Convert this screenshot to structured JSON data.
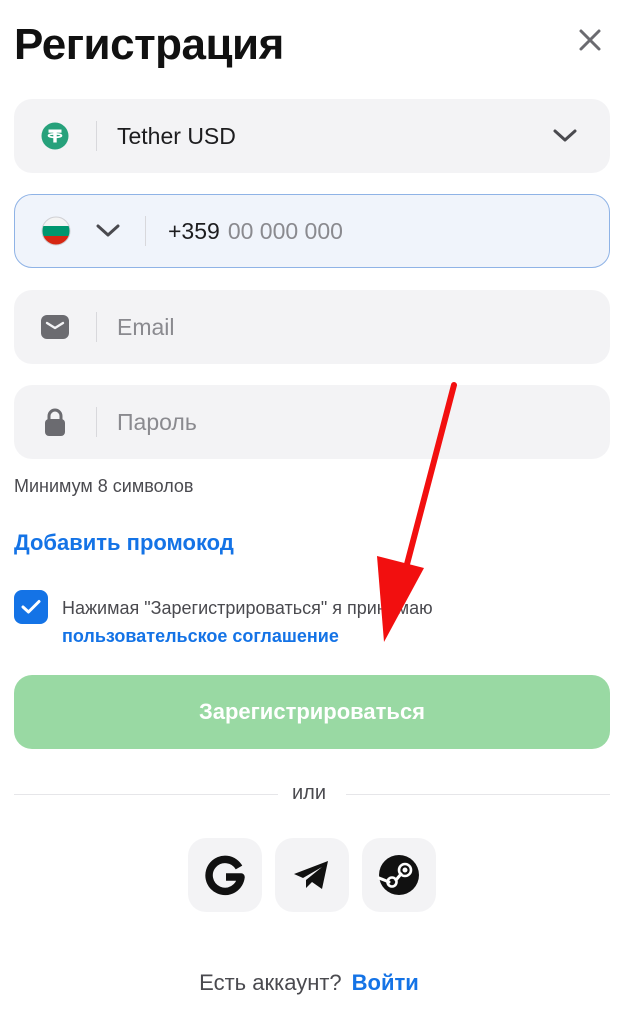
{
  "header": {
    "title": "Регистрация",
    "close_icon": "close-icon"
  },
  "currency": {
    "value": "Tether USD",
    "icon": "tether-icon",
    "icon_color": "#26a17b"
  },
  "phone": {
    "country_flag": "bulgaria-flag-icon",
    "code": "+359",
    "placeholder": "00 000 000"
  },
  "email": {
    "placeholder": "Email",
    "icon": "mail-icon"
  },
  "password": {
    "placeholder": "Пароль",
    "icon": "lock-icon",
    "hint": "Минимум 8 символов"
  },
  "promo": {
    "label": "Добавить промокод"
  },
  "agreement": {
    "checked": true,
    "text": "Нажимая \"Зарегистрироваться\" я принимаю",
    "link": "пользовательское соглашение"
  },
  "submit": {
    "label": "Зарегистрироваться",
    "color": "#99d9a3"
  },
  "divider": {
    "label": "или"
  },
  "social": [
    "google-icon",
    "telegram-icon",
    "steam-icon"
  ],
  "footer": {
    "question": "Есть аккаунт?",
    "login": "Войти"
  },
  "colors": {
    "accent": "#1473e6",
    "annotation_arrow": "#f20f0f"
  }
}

------------------------------------------------------------------------

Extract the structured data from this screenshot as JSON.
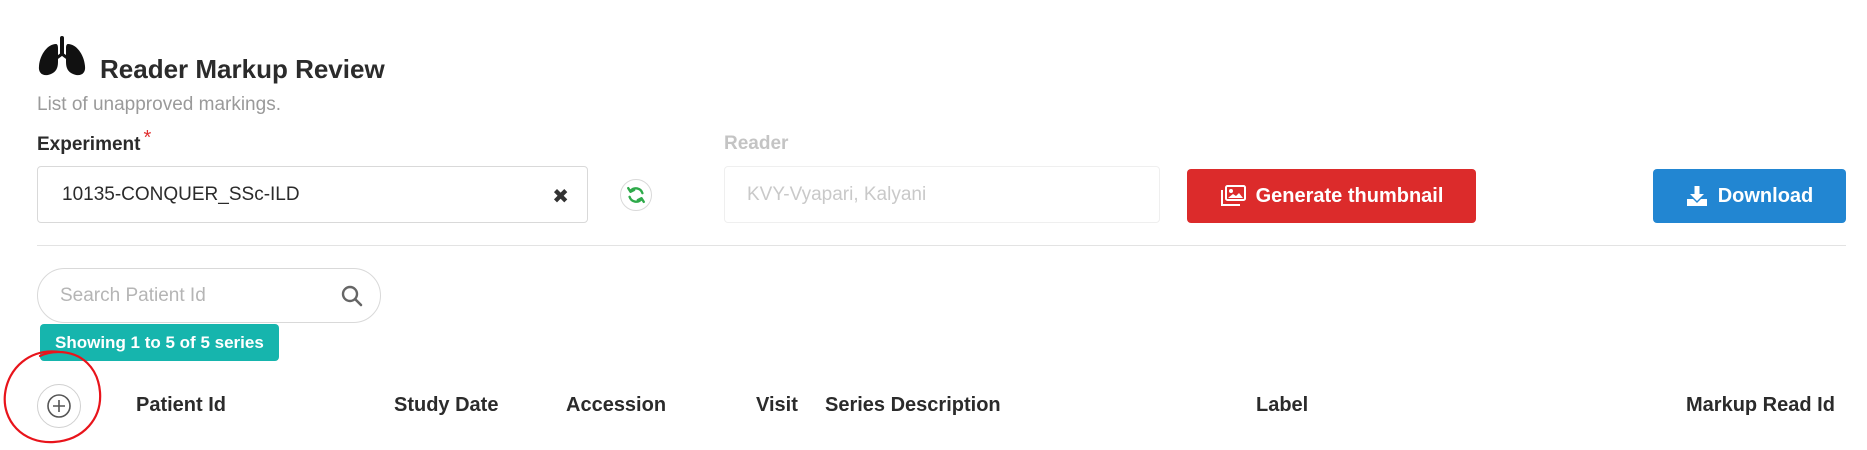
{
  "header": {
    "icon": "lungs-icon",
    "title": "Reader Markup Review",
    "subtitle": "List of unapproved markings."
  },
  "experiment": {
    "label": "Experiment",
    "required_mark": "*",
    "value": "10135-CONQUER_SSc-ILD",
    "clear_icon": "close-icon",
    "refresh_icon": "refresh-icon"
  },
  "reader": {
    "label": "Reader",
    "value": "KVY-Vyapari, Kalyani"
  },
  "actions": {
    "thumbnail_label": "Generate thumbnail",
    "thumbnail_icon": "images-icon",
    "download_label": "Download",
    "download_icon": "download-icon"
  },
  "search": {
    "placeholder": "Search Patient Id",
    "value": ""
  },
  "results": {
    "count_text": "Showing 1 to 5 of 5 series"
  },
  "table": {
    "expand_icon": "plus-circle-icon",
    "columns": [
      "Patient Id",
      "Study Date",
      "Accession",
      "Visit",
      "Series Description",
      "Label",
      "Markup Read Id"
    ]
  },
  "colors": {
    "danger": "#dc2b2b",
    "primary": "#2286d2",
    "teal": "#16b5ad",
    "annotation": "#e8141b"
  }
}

------------------------------------------------------------------------

Report the number of lines that include the string "close"; return nothing but the count.

2